Written problem
Copy each of the rows below word for word, and leave the pictures out of your answer.

>>

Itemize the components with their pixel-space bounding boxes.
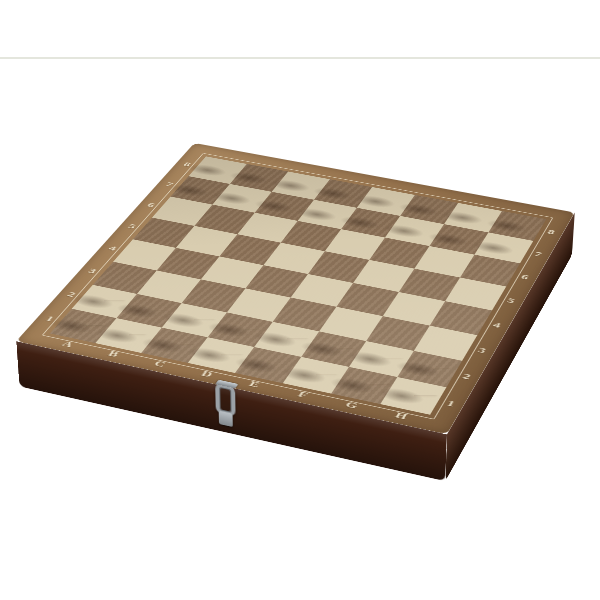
latch-plate (219, 411, 233, 427)
board-3d: ABCDEFGH1122334455667788 ♜♞♝♛♚♝♞♜♟♟♟♟♟♟♟… (16, 143, 575, 434)
background-seam-line (0, 57, 600, 59)
piece-glyph: ♜ (343, 297, 484, 410)
product-photo-scene: ABCDEFGH1122334455667788 ♜♞♝♛♚♝♞♜♟♟♟♟♟♟♟… (0, 0, 600, 600)
metal-latch-icon (213, 382, 238, 428)
piece-glyph: ♟ (440, 167, 567, 259)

<<

Problem solution
Itemize the components with their pixel-space bounding boxes.
latch-plate (219, 411, 233, 427)
board-3d: ABCDEFGH1122334455667788 ♜♞♝♛♚♝♞♜♟♟♟♟♟♟♟… (16, 143, 575, 434)
background-seam-line (0, 57, 600, 59)
piece-glyph: ♜ (343, 297, 484, 410)
product-photo-scene: ABCDEFGH1122334455667788 ♜♞♝♛♚♝♞♜♟♟♟♟♟♟♟… (0, 0, 600, 600)
metal-latch-icon (213, 382, 238, 428)
piece-glyph: ♟ (440, 167, 567, 259)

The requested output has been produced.